## Set task
Single out each line with the word "ylabel" and copy it.

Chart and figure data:

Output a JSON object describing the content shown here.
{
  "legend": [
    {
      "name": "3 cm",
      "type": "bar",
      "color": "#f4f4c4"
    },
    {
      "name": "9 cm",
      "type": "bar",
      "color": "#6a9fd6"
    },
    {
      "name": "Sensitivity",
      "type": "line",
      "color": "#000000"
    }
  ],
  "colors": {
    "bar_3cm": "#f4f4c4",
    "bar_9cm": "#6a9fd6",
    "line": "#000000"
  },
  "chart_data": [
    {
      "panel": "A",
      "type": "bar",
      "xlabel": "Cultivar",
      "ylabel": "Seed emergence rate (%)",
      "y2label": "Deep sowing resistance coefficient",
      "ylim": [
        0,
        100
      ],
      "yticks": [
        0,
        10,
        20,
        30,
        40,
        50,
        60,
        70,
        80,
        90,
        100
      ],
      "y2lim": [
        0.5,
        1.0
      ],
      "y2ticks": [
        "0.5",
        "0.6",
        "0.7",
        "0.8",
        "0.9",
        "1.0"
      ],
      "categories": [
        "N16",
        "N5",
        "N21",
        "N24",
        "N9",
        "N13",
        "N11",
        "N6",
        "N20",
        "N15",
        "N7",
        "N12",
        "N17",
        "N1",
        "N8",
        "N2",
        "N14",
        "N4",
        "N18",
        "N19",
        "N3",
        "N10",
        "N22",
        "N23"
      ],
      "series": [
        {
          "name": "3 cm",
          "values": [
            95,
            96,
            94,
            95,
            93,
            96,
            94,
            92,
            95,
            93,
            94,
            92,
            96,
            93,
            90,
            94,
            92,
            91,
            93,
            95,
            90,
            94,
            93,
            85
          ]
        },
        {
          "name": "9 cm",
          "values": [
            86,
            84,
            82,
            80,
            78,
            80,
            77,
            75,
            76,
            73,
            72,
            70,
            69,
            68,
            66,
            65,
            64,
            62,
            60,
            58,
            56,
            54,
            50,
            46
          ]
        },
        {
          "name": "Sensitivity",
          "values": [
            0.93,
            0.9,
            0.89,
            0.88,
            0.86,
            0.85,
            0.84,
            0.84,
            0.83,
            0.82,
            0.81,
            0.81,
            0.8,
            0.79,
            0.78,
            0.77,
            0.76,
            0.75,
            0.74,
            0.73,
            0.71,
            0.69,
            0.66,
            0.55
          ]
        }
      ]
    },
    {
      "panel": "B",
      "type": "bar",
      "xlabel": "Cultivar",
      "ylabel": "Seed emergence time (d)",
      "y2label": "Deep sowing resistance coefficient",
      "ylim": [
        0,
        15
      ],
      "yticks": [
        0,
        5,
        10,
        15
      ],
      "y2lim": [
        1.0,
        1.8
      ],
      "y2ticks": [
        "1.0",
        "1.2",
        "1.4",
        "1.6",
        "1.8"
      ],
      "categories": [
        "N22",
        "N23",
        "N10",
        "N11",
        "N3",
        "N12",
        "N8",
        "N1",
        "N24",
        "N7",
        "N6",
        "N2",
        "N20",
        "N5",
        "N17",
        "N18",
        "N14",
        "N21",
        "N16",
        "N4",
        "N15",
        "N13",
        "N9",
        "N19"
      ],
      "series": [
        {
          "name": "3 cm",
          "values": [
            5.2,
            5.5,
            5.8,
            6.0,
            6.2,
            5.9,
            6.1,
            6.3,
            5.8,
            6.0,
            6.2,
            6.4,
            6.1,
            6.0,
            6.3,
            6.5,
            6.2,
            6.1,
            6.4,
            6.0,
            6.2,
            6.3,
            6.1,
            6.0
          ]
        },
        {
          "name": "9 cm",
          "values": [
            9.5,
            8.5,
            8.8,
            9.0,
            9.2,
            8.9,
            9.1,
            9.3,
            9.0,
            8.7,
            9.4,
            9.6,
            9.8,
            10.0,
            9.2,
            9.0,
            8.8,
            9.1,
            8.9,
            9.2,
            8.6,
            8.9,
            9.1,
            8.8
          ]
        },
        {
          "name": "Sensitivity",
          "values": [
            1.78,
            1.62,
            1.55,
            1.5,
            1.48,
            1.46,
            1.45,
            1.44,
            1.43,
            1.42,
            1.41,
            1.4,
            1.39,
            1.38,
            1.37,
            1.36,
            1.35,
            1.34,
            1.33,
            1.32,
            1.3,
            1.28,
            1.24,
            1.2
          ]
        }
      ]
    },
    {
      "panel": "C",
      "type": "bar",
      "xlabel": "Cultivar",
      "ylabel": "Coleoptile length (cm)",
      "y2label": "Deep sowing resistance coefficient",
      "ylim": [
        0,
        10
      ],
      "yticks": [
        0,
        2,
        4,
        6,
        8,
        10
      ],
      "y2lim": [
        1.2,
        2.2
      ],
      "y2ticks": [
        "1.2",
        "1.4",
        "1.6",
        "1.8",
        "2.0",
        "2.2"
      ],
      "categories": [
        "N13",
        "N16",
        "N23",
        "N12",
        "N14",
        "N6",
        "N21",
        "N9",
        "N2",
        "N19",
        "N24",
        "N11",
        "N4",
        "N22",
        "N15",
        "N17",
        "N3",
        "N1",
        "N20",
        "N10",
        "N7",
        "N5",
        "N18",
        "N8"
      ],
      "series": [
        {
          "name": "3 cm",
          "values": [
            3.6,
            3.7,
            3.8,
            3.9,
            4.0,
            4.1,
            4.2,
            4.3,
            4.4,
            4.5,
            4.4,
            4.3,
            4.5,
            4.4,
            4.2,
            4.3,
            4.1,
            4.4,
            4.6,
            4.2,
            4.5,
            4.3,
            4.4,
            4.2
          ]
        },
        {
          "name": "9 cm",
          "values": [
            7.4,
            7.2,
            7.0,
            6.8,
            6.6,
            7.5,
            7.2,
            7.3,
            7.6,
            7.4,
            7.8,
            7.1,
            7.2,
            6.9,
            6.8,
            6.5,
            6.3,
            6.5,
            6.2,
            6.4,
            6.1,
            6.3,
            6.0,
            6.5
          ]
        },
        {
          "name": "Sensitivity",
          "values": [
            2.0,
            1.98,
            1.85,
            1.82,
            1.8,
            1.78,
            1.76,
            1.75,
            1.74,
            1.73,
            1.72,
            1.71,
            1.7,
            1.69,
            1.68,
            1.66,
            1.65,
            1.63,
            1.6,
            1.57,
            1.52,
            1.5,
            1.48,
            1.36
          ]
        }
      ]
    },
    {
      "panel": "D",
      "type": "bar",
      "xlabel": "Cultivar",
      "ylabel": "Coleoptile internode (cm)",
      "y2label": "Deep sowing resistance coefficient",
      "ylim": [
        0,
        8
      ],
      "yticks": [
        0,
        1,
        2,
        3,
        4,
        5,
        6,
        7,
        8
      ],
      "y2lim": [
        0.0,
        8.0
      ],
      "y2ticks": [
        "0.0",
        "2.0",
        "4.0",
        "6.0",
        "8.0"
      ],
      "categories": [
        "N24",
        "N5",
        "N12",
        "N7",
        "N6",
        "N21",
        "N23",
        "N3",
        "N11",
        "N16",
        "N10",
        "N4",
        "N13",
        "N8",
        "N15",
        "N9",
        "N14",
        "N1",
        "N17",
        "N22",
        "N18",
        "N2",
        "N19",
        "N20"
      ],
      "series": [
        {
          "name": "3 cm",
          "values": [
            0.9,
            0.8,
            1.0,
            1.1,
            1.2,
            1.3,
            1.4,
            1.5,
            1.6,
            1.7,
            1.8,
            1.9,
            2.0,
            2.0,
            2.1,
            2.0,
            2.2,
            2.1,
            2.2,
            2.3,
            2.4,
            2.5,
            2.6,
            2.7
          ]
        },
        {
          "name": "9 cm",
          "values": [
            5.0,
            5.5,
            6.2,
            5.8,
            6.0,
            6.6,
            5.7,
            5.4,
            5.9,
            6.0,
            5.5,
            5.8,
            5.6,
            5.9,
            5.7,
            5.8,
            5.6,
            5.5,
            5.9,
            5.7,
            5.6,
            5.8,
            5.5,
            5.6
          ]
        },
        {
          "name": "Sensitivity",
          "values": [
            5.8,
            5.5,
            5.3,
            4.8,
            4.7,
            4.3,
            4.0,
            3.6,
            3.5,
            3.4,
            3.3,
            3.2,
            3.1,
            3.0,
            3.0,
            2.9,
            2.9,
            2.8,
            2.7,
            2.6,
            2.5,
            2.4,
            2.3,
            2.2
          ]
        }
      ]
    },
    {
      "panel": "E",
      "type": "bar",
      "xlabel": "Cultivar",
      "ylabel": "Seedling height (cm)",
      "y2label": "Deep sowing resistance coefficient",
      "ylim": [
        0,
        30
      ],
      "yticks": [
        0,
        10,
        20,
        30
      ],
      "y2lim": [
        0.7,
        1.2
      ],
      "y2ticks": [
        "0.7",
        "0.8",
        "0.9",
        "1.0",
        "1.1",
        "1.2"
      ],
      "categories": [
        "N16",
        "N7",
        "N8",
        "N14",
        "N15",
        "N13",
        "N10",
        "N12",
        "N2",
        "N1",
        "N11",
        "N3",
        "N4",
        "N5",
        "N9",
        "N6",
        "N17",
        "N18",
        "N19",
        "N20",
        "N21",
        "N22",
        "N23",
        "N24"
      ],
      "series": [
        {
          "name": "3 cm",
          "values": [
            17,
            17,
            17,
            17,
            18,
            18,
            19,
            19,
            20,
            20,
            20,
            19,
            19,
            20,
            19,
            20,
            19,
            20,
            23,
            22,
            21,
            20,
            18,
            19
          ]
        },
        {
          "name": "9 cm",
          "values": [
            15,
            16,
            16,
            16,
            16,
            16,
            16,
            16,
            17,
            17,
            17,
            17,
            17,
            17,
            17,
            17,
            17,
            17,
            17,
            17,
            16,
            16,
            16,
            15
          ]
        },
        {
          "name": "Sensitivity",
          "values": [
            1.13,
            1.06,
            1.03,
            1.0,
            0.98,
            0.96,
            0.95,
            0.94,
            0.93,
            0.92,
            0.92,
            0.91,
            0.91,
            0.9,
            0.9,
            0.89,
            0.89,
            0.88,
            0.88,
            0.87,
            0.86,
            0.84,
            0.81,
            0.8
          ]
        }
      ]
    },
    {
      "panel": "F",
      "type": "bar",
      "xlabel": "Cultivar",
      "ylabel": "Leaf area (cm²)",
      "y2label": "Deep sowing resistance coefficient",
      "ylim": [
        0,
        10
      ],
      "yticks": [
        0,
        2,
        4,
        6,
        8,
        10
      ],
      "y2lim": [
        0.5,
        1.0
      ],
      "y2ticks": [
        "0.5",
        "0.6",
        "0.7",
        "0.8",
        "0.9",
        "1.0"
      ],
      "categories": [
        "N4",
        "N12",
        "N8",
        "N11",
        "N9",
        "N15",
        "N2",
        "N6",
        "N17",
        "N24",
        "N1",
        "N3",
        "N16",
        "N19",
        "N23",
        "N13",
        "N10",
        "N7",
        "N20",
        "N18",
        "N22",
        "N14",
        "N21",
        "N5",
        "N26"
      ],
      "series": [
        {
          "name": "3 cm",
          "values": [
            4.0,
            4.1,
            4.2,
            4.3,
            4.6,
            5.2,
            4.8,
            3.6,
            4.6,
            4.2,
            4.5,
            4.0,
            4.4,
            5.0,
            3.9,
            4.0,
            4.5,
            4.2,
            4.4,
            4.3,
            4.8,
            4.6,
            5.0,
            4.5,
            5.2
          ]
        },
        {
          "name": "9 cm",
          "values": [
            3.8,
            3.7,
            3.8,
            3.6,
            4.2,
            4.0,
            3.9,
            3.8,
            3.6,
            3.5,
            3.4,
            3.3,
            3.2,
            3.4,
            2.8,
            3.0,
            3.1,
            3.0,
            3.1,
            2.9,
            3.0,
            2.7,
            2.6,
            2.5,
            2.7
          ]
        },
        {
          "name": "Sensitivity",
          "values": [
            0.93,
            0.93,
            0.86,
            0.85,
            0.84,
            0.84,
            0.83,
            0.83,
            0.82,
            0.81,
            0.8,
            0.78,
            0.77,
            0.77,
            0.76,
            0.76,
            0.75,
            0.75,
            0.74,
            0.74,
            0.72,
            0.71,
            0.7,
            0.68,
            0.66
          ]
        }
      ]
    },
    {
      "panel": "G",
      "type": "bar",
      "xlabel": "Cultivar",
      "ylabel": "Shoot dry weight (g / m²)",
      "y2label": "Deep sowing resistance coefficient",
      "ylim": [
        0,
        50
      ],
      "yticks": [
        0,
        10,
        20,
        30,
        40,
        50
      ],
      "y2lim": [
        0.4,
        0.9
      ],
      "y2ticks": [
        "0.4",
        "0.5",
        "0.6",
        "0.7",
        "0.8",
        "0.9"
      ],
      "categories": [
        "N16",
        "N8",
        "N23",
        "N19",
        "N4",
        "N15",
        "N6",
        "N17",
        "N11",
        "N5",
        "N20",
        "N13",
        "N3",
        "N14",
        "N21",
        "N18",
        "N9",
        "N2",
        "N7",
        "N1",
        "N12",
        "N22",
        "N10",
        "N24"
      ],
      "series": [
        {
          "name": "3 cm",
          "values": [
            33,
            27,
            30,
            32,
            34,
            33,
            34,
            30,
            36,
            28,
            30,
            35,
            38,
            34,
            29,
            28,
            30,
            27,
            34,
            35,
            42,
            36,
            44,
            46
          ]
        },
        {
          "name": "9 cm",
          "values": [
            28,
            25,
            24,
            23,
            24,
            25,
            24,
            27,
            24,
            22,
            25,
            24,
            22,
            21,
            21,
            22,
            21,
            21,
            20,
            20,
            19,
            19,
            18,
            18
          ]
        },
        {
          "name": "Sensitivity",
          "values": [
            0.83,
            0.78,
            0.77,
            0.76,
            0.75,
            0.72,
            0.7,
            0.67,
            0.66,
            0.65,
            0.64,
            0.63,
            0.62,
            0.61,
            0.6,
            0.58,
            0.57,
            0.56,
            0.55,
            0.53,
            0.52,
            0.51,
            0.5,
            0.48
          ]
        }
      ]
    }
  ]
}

## Output of the task
      "ylabel": "Seed emergence rate (%)",
      "ylabel": "Seed emergence time (d)",
      "ylabel": "Coleoptile length (cm)",
      "ylabel": "Coleoptile internode (cm)",
      "ylabel": "Seedling height (cm)",
      "ylabel": "Leaf area (cm²)",
      "ylabel": "Shoot dry weight (g / m²)",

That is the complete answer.